[What needs to be done] Extract exactly and only the lines from the one containing "What text is on this page?" through the end of the entries below. Pictures should not appear in the copy.

[Material]

-.-.-

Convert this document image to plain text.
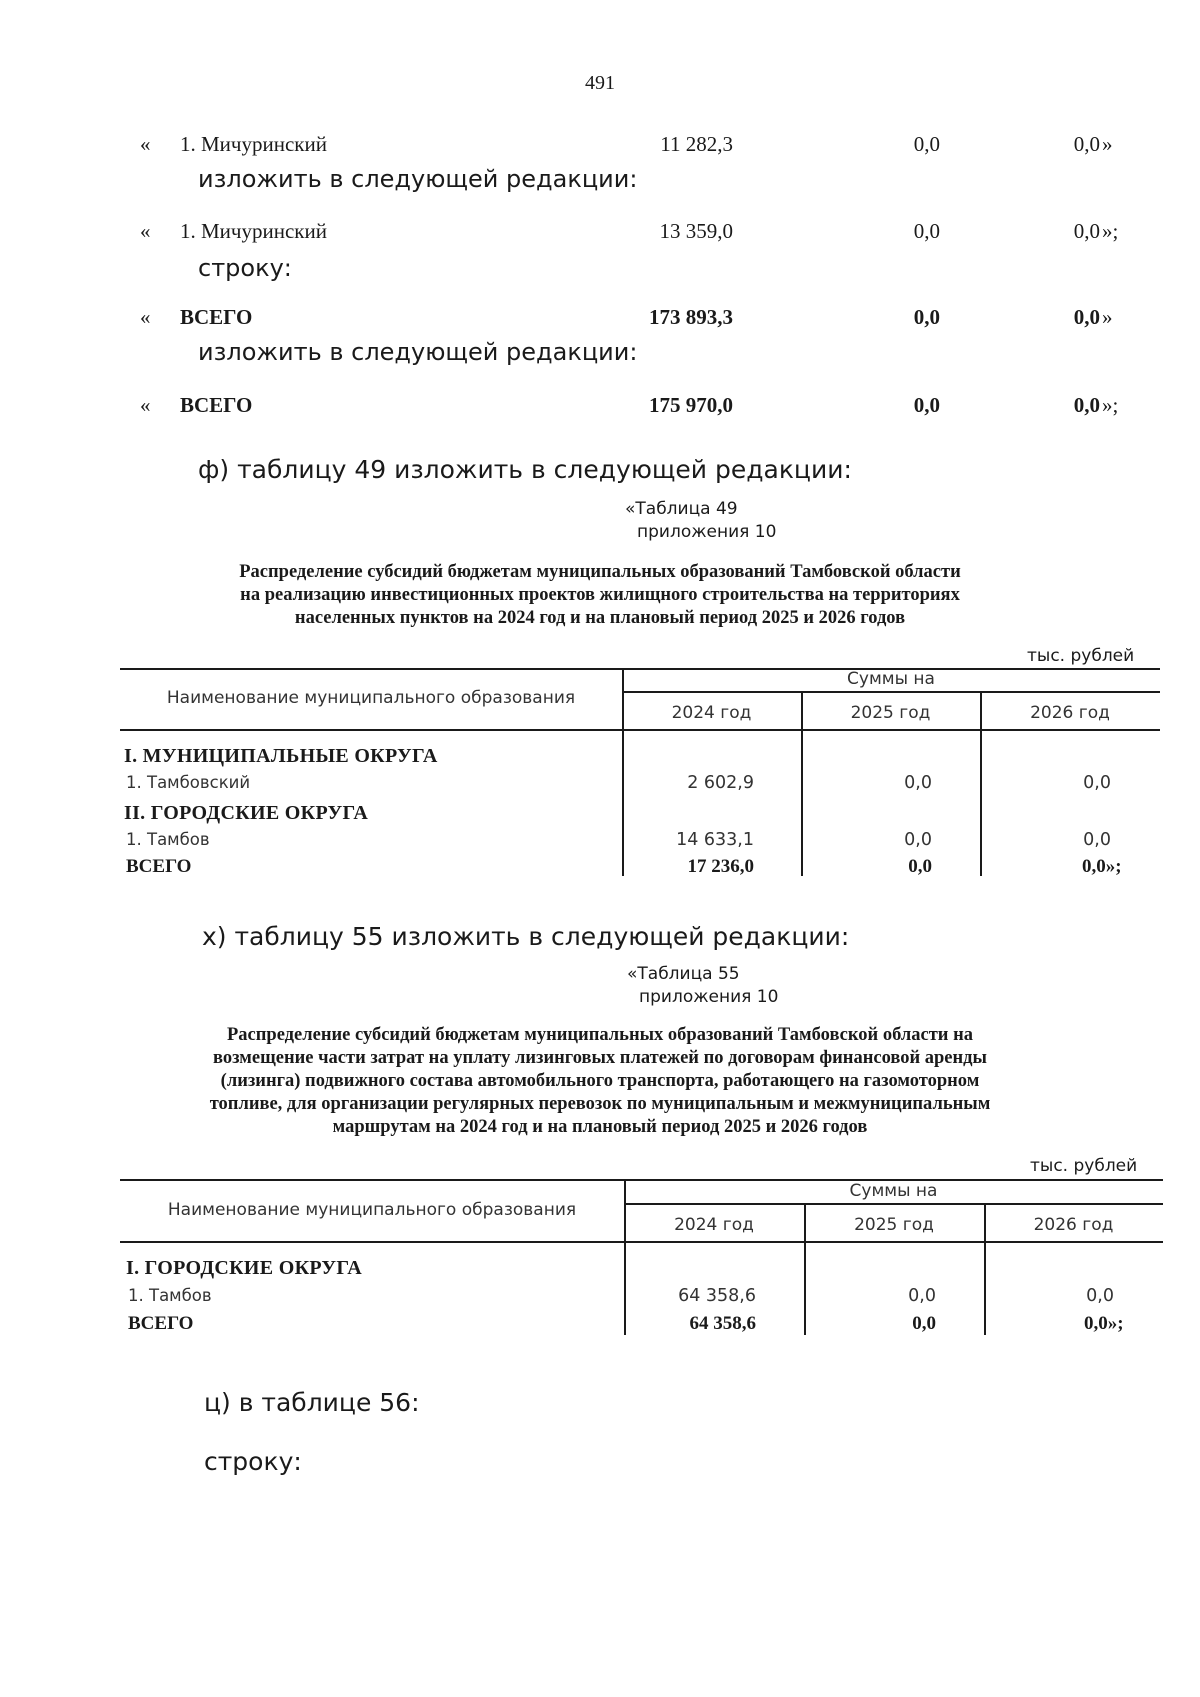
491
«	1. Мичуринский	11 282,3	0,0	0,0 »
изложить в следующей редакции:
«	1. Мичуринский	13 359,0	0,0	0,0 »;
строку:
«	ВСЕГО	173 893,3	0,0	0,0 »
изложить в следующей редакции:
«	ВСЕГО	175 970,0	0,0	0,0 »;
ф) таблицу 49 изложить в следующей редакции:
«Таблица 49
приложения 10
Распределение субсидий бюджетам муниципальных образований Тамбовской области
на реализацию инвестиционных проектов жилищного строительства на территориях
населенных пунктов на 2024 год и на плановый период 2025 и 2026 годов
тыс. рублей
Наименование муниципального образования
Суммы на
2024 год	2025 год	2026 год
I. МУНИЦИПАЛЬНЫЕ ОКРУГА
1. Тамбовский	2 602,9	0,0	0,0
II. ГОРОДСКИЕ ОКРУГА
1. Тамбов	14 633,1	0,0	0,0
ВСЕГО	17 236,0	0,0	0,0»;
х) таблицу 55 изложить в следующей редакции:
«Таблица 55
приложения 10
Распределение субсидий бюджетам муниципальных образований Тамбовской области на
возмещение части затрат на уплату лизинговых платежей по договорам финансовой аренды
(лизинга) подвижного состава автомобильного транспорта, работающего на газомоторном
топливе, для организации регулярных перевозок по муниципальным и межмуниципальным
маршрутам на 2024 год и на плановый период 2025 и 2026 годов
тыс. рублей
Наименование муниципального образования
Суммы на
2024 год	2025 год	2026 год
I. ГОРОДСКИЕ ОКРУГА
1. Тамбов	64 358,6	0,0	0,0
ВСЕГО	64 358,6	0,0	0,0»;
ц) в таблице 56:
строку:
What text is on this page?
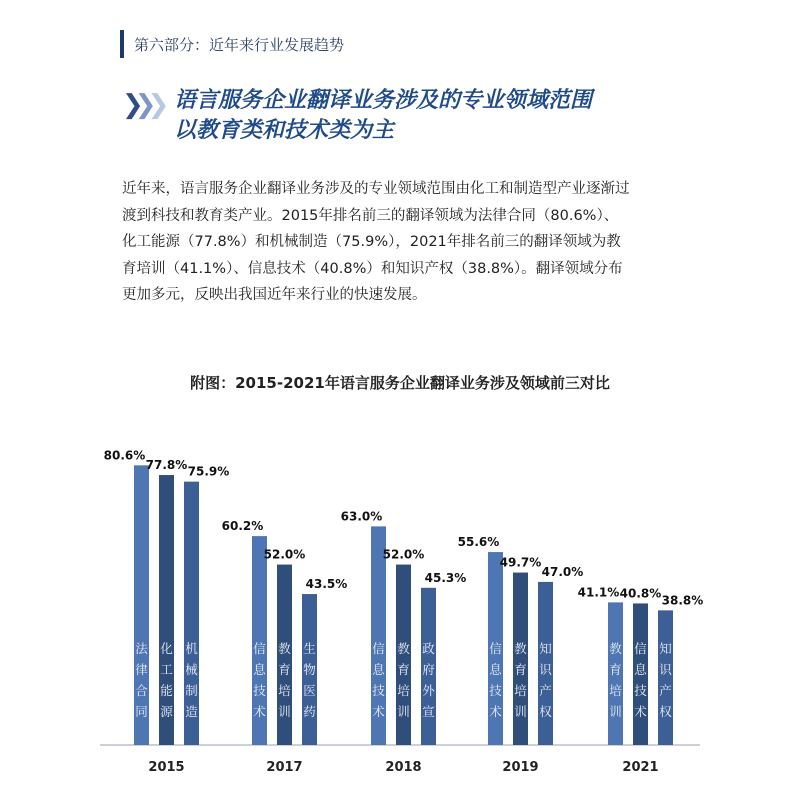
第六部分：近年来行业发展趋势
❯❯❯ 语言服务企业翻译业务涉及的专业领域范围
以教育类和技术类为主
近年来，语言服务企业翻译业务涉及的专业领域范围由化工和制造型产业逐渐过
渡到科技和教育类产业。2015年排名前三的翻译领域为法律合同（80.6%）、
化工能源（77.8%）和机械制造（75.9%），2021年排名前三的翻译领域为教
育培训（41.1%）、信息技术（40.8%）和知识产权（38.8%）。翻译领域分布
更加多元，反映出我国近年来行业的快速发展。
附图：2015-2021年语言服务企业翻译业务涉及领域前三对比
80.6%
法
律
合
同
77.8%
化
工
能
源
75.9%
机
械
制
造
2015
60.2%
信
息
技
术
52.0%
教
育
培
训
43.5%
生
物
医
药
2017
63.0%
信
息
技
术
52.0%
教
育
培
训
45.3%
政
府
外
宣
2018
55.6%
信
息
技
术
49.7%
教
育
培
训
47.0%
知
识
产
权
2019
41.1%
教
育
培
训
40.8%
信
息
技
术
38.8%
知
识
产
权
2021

-.-.-

[Written response]
What text is on this page?
第六部分：近年来行业发展趋势
❯❯❯ 语言服务企业翻译业务涉及的专业领域范围
以教育类和技术类为主
近年来，语言服务企业翻译业务涉及的专业领域范围由化工和制造型产业逐渐过
渡到科技和教育类产业。2015年排名前三的翻译领域为法律合同（80.6%）、
化工能源（77.8%）和机械制造（75.9%），2021年排名前三的翻译领域为教
育培训（41.1%）、信息技术（40.8%）和知识产权（38.8%）。翻译领域分布
更加多元，反映出我国近年来行业的快速发展。
附图：2015-2021年语言服务企业翻译业务涉及领域前三对比
80.6%
法
律
合
同
77.8%
化
工
能
源
75.9%
机
械
制
造
2015
60.2%
信
息
技
术
52.0%
教
育
培
训
43.5%
生
物
医
药
2017
63.0%
信
息
技
术
52.0%
教
育
培
训
45.3%
政
府
外
宣
2018
55.6%
信
息
技
术
49.7%
教
育
培
训
47.0%
知
识
产
权
2019
41.1%
教
育
培
训
40.8%
信
息
技
术
38.8%
知
识
产
权
2021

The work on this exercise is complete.